- _Work required_
Please output all of the data below line for line, without changing anything.

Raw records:
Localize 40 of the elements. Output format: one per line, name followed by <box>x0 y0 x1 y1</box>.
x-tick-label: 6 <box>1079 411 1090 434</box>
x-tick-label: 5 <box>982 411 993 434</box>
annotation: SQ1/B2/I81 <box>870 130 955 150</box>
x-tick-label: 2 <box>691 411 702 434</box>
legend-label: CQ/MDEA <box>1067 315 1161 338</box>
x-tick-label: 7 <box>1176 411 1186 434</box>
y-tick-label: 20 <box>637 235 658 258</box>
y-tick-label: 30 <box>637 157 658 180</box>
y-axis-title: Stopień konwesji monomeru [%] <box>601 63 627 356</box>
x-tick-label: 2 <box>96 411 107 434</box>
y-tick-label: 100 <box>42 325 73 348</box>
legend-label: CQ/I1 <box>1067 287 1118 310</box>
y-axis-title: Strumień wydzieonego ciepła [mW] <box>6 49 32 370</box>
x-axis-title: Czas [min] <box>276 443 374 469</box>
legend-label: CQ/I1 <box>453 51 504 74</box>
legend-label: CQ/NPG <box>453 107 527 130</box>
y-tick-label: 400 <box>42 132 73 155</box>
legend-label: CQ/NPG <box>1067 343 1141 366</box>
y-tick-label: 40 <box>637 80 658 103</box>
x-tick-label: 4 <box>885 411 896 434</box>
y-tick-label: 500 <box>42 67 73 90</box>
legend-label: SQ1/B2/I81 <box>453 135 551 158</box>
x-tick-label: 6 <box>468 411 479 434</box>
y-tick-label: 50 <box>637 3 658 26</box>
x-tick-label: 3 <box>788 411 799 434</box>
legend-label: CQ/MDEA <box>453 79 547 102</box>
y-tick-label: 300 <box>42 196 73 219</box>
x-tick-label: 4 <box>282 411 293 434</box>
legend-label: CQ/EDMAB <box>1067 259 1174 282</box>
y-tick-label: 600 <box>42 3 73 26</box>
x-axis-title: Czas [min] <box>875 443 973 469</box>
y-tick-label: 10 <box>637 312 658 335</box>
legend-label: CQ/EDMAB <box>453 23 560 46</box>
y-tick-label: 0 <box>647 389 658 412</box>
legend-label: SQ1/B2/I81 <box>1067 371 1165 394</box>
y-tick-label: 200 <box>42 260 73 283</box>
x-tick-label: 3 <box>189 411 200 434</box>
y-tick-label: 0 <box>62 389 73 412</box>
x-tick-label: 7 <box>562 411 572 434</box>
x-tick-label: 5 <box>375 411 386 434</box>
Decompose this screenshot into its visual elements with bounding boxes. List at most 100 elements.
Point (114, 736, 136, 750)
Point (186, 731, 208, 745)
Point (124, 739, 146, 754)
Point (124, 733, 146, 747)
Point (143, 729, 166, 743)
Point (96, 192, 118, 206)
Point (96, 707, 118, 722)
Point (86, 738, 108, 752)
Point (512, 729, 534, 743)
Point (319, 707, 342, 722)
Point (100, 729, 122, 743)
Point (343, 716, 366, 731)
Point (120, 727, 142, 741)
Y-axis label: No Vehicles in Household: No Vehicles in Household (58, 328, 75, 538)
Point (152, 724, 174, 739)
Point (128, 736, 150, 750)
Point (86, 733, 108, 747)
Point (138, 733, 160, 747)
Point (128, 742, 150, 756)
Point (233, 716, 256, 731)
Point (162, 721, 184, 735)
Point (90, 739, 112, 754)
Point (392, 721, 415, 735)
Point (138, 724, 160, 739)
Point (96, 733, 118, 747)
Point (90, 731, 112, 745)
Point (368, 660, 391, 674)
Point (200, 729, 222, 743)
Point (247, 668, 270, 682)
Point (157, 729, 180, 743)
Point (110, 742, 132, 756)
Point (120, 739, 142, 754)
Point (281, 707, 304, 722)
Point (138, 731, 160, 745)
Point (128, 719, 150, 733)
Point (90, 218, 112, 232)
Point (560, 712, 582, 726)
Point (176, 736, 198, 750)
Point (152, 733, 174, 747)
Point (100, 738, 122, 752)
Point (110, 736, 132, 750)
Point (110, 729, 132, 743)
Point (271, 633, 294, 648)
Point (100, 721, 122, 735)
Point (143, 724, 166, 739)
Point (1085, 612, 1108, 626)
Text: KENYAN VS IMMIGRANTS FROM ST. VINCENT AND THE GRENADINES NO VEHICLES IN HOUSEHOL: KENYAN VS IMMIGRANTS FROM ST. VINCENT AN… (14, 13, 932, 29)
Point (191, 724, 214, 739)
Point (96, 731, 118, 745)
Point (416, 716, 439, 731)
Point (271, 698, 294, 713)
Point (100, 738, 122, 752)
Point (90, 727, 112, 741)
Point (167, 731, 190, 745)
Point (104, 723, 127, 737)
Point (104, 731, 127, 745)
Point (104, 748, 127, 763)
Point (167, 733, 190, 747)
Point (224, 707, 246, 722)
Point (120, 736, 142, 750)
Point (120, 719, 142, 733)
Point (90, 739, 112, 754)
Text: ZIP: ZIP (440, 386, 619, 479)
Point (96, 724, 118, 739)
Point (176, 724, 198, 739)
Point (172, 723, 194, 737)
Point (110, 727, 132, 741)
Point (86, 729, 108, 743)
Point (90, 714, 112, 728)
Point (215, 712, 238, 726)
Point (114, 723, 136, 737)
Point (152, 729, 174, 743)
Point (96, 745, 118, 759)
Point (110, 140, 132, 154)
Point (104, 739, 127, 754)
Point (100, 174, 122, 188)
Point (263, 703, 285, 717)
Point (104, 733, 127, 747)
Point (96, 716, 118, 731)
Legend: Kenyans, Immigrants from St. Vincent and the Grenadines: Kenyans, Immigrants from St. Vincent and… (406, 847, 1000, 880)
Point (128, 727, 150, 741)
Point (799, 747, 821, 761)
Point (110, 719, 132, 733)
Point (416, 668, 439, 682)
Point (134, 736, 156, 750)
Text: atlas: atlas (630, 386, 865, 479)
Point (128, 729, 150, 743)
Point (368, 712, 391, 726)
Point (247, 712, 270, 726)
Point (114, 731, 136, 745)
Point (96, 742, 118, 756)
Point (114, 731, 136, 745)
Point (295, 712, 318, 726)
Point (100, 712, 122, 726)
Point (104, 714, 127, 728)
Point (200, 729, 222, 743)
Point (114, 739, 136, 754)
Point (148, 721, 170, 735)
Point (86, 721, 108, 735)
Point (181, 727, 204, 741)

- _Solution_
Localize 40 of the elements. Output format: one per line, name followed by <box>x0 y0 x1 y1</box>.
x-tick-label: 6 <box>1079 411 1090 434</box>
x-tick-label: 5 <box>982 411 993 434</box>
annotation: SQ1/B2/I81 <box>870 130 955 150</box>
x-tick-label: 2 <box>691 411 702 434</box>
legend-label: CQ/MDEA <box>1067 315 1161 338</box>
x-tick-label: 7 <box>1176 411 1186 434</box>
y-tick-label: 20 <box>637 235 658 258</box>
y-tick-label: 30 <box>637 157 658 180</box>
y-axis-title: Stopień konwesji monomeru [%] <box>601 63 627 356</box>
x-tick-label: 2 <box>96 411 107 434</box>
y-tick-label: 100 <box>42 325 73 348</box>
legend-label: CQ/I1 <box>1067 287 1118 310</box>
y-axis-title: Strumień wydzieonego ciepła [mW] <box>6 49 32 370</box>
x-axis-title: Czas [min] <box>276 443 374 469</box>
legend-label: CQ/I1 <box>453 51 504 74</box>
legend-label: CQ/NPG <box>453 107 527 130</box>
y-tick-label: 400 <box>42 132 73 155</box>
legend-label: CQ/NPG <box>1067 343 1141 366</box>
y-tick-label: 40 <box>637 80 658 103</box>
x-tick-label: 4 <box>885 411 896 434</box>
y-tick-label: 500 <box>42 67 73 90</box>
legend-label: SQ1/B2/I81 <box>453 135 551 158</box>
x-tick-label: 6 <box>468 411 479 434</box>
y-tick-label: 50 <box>637 3 658 26</box>
x-tick-label: 3 <box>788 411 799 434</box>
legend-label: CQ/MDEA <box>453 79 547 102</box>
y-tick-label: 300 <box>42 196 73 219</box>
x-tick-label: 4 <box>282 411 293 434</box>
legend-label: CQ/EDMAB <box>1067 259 1174 282</box>
y-tick-label: 600 <box>42 3 73 26</box>
x-axis-title: Czas [min] <box>875 443 973 469</box>
y-tick-label: 10 <box>637 312 658 335</box>
legend-label: CQ/EDMAB <box>453 23 560 46</box>
y-tick-label: 0 <box>647 389 658 412</box>
legend-label: SQ1/B2/I81 <box>1067 371 1165 394</box>
y-tick-label: 200 <box>42 260 73 283</box>
x-tick-label: 3 <box>189 411 200 434</box>
y-tick-label: 0 <box>62 389 73 412</box>
x-tick-label: 7 <box>562 411 572 434</box>
x-tick-label: 5 <box>375 411 386 434</box>
Decompose this screenshot into its visual elements with bounding boxes. List at most 100 elements.
Point (114, 736, 136, 750)
Point (186, 731, 208, 745)
Point (124, 739, 146, 754)
Point (124, 733, 146, 747)
Point (143, 729, 166, 743)
Point (96, 192, 118, 206)
Point (96, 707, 118, 722)
Point (86, 738, 108, 752)
Point (512, 729, 534, 743)
Point (319, 707, 342, 722)
Point (100, 729, 122, 743)
Point (343, 716, 366, 731)
Point (120, 727, 142, 741)
Y-axis label: No Vehicles in Household: No Vehicles in Household (58, 328, 75, 538)
Point (152, 724, 174, 739)
Point (128, 736, 150, 750)
Point (86, 733, 108, 747)
Point (138, 733, 160, 747)
Point (128, 742, 150, 756)
Point (233, 716, 256, 731)
Point (162, 721, 184, 735)
Point (90, 739, 112, 754)
Point (392, 721, 415, 735)
Point (138, 724, 160, 739)
Point (96, 733, 118, 747)
Point (90, 731, 112, 745)
Point (368, 660, 391, 674)
Point (200, 729, 222, 743)
Point (247, 668, 270, 682)
Point (157, 729, 180, 743)
Point (110, 742, 132, 756)
Point (120, 739, 142, 754)
Point (281, 707, 304, 722)
Point (138, 731, 160, 745)
Point (128, 719, 150, 733)
Point (90, 218, 112, 232)
Point (560, 712, 582, 726)
Point (176, 736, 198, 750)
Point (152, 733, 174, 747)
Point (100, 738, 122, 752)
Point (110, 736, 132, 750)
Point (110, 729, 132, 743)
Point (271, 633, 294, 648)
Point (100, 721, 122, 735)
Point (143, 724, 166, 739)
Point (1085, 612, 1108, 626)
Text: KENYAN VS IMMIGRANTS FROM ST. VINCENT AND THE GRENADINES NO VEHICLES IN HOUSEHOL: KENYAN VS IMMIGRANTS FROM ST. VINCENT AN… (14, 13, 932, 29)
Point (191, 724, 214, 739)
Point (96, 731, 118, 745)
Point (416, 716, 439, 731)
Point (271, 698, 294, 713)
Point (100, 738, 122, 752)
Point (90, 727, 112, 741)
Point (167, 731, 190, 745)
Point (104, 723, 127, 737)
Point (104, 731, 127, 745)
Point (104, 748, 127, 763)
Point (167, 733, 190, 747)
Point (224, 707, 246, 722)
Point (120, 736, 142, 750)
Point (120, 719, 142, 733)
Point (90, 739, 112, 754)
Text: ZIP: ZIP (440, 386, 619, 479)
Point (96, 724, 118, 739)
Point (176, 724, 198, 739)
Point (172, 723, 194, 737)
Point (110, 727, 132, 741)
Point (86, 729, 108, 743)
Point (90, 714, 112, 728)
Point (215, 712, 238, 726)
Point (114, 723, 136, 737)
Point (152, 729, 174, 743)
Point (96, 745, 118, 759)
Point (110, 140, 132, 154)
Point (104, 739, 127, 754)
Point (100, 174, 122, 188)
Point (263, 703, 285, 717)
Point (104, 733, 127, 747)
Point (96, 716, 118, 731)
Legend: Kenyans, Immigrants from St. Vincent and the Grenadines: Kenyans, Immigrants from St. Vincent and… (406, 847, 1000, 880)
Point (128, 727, 150, 741)
Point (799, 747, 821, 761)
Point (110, 719, 132, 733)
Point (416, 668, 439, 682)
Point (134, 736, 156, 750)
Text: atlas: atlas (630, 386, 865, 479)
Point (128, 729, 150, 743)
Point (368, 712, 391, 726)
Point (247, 712, 270, 726)
Point (114, 731, 136, 745)
Point (96, 742, 118, 756)
Point (114, 731, 136, 745)
Point (295, 712, 318, 726)
Point (100, 712, 122, 726)
Point (104, 714, 127, 728)
Point (200, 729, 222, 743)
Point (114, 739, 136, 754)
Point (148, 721, 170, 735)
Point (86, 721, 108, 735)
Point (181, 727, 204, 741)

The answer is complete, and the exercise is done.